*** Source text
The study focused on the Elasmotherium sibiricum, commonly referred to as the Siberian unicorn. The creatures had only one huge horn. In fact, their horn was so large and sharp that it would pose a great threat to today’s rhinos. However, the animal is extinct today. To find out why the Siberian rhino was wiped out, an international team of scientists from Adelaide and Sydney in Australia, London, the Netherlands and Russia gathered to learn more about it. Their findings were published in the journal Nature Ecology and Evolution on Nov. 26.

The study suggests the animal became extinct during an ice age because of the rapid climate change. According to researchers, the ice age caused the landscape in Siberia to change, wiping out the grassy habitat it lived in during its time. The ancient Siberian rhino lived in parts of modern-day Russia, Kazakhstan, Mongolia and northern China.
******
*** Data for review
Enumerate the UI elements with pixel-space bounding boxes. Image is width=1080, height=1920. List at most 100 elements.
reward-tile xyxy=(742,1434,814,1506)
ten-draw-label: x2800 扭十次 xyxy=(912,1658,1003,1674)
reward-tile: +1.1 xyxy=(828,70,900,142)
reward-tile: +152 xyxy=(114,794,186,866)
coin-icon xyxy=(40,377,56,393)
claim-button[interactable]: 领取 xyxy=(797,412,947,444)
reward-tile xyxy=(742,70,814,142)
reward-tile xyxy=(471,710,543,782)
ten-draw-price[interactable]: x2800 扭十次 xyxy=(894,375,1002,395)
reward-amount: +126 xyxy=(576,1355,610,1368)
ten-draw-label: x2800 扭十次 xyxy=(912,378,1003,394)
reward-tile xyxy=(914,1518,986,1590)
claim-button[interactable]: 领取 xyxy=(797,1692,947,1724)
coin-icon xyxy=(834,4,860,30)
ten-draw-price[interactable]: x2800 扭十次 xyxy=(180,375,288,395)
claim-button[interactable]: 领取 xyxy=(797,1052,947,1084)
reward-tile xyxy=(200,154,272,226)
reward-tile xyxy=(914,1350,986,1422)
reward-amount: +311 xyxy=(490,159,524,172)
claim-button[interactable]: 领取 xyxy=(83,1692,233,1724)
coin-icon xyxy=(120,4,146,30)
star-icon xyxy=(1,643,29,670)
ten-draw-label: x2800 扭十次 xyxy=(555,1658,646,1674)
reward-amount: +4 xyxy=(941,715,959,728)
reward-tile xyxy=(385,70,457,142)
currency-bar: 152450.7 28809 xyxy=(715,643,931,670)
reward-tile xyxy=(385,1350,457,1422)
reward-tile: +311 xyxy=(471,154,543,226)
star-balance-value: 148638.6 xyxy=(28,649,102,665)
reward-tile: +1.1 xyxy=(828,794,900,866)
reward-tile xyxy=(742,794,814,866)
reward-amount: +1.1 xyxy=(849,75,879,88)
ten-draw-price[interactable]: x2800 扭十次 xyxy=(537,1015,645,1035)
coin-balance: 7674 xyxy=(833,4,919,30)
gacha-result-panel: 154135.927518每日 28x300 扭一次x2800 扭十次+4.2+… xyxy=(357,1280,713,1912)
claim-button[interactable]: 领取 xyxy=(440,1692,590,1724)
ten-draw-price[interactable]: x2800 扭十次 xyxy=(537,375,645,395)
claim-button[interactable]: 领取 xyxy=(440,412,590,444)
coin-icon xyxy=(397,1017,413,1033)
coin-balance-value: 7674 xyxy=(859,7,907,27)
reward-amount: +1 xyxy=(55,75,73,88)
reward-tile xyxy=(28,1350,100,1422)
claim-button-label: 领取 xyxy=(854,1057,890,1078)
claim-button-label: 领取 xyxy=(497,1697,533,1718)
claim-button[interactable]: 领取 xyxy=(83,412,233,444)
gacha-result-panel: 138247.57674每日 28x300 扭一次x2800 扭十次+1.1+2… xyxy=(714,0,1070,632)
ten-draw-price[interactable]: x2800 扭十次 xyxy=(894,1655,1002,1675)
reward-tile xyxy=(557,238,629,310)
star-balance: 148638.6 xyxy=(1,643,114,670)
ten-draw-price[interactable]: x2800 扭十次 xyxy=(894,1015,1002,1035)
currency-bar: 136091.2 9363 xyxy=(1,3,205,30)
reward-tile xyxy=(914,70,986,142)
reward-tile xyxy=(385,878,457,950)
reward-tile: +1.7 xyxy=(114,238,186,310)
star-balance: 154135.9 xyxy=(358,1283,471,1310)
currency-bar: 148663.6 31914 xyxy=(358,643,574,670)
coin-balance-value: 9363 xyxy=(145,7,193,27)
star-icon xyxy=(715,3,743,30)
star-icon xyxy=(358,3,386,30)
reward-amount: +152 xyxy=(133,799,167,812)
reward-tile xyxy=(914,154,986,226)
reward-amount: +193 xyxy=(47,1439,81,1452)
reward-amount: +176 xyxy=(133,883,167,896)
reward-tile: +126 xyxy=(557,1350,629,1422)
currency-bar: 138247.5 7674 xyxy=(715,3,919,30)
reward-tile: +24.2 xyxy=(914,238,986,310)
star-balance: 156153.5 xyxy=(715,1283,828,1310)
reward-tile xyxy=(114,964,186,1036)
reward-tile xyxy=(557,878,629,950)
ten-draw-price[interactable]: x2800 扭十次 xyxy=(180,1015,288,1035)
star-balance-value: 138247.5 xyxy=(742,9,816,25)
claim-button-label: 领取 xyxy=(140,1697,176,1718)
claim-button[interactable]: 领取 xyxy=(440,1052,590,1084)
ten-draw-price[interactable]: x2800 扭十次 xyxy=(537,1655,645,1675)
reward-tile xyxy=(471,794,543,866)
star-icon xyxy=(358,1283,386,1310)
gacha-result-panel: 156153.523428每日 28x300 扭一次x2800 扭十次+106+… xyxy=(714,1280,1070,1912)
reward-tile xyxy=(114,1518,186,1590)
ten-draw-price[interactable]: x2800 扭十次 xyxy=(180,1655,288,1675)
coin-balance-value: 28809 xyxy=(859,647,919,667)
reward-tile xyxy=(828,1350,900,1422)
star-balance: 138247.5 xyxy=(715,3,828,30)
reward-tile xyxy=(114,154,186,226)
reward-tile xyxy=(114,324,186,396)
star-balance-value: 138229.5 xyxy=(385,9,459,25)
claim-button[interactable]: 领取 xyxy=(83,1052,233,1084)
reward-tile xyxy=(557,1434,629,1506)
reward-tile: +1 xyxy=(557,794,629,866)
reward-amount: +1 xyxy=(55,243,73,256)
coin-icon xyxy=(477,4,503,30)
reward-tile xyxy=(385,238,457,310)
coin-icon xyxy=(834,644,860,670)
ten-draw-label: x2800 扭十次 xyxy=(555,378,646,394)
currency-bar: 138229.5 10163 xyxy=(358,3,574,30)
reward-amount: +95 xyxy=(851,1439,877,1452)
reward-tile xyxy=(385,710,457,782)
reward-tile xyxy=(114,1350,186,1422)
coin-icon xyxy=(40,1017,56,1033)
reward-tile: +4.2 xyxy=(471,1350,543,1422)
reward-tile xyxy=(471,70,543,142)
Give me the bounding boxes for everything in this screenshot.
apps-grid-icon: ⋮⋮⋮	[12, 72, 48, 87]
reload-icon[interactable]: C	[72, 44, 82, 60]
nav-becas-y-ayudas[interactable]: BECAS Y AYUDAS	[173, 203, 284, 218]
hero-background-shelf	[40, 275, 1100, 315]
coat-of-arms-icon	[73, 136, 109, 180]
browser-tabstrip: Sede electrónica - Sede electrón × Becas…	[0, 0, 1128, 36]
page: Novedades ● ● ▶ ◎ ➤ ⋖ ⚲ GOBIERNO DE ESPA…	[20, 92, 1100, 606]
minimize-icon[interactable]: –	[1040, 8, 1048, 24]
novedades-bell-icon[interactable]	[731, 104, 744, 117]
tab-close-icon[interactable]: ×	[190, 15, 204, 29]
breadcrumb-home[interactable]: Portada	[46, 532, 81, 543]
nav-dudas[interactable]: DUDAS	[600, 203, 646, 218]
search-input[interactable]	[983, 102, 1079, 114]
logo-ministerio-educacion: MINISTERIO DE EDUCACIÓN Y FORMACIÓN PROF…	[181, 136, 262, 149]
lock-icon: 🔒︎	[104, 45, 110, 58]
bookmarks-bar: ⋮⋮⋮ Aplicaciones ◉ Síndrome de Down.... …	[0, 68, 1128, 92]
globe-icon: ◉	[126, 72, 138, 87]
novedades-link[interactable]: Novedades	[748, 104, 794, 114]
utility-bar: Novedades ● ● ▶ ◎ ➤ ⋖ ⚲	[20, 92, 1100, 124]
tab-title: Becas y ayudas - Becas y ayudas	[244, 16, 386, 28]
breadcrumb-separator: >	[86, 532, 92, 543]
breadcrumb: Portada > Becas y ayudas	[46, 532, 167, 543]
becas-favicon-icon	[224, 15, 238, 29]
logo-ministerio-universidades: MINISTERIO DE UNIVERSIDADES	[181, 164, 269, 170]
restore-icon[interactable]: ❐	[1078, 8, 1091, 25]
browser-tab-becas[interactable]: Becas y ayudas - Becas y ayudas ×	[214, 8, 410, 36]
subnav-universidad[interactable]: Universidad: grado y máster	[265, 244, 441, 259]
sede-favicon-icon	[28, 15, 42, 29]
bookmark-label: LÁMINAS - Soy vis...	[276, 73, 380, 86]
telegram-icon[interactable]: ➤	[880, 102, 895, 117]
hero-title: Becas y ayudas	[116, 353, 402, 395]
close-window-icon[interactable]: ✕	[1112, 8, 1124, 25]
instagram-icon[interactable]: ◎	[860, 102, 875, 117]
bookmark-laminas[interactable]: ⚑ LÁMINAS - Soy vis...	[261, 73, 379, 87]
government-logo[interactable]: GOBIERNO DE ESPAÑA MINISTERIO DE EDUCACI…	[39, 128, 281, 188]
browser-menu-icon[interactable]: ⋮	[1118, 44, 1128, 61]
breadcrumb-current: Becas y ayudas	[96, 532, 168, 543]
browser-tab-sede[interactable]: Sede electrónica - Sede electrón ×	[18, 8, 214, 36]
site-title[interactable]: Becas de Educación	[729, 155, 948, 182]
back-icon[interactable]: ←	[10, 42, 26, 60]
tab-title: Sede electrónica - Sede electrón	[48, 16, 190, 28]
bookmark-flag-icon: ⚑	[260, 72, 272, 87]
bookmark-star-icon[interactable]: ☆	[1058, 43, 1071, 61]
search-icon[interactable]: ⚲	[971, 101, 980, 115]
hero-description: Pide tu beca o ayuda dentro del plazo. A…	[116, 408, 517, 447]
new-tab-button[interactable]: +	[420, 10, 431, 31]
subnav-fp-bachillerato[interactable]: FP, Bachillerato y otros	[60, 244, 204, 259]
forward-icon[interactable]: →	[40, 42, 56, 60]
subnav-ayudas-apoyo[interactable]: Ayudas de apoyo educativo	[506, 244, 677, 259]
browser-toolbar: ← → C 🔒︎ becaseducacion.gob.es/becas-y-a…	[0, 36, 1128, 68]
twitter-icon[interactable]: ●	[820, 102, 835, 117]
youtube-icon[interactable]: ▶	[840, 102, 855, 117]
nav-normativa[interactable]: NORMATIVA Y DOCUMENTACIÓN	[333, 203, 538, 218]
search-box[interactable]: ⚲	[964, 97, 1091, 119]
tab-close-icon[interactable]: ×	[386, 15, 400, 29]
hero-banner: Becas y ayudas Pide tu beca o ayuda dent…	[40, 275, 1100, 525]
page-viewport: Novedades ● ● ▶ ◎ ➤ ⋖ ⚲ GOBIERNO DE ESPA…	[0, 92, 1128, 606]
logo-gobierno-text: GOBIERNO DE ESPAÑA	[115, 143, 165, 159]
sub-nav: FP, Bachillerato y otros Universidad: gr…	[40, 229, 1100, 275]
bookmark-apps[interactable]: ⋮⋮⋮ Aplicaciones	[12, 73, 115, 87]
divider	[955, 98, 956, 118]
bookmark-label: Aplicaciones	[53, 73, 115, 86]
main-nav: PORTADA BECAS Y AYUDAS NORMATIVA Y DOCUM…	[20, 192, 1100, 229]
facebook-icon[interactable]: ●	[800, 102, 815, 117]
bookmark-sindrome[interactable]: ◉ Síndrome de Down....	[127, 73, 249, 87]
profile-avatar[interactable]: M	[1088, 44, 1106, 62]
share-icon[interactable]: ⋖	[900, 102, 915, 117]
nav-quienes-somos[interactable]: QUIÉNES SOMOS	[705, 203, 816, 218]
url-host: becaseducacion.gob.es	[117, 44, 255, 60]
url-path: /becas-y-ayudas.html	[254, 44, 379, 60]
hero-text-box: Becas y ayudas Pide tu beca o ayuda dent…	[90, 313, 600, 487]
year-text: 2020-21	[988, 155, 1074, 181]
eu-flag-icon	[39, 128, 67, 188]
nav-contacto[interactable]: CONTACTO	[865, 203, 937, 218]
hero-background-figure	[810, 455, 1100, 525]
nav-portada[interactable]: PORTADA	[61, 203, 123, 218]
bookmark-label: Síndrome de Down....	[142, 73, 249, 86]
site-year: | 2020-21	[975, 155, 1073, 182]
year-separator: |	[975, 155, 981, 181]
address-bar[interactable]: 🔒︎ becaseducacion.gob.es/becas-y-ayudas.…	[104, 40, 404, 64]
******
**Exercise brief:**
Answer these questions from the text on the Siberian unicorn:
(a) In which journal were the study's findings published, and on what date?
(b) What kind of habitat did the ice age wipe out, according to researchers?
(c) In which present-day areas did the ancient Siberian rhino live?

**Solution to the exercise:**
(a) Nature Ecology and Evolution, on Nov. 26.
(b) The grassy habitat the animal lived in.
(c) Parts of modern-day Russia, Kazakhstan, Mongolia and northern China.